Given entries:
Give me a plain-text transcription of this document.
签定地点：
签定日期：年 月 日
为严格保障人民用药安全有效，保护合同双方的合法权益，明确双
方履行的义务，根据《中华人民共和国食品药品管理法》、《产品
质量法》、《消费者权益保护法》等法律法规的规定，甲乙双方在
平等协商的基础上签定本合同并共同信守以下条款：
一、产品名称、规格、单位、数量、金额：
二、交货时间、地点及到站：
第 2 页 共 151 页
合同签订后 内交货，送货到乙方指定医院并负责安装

Problem requirements: Transcribe all entries exactly as they are given.

Solved problem:
Give me a plain-text transcription of this document.
签定地点：
签定日期：年 月 日
为严格保障人民用药安全有效，保护合同双方的合法权益，明确双
方履行的义务，根据《中华人民共和国食品药品管理法》、《产品
质量法》、《消费者权益保护法》等法律法规的规定，甲乙双方在
平等协商的基础上签定本合同并共同信守以下条款：
一、产品名称、规格、单位、数量、金额：
二、交货时间、地点及到站：
第 2 页 共 151 页
合同签订后 内交货，送货到乙方指定医院并负责安装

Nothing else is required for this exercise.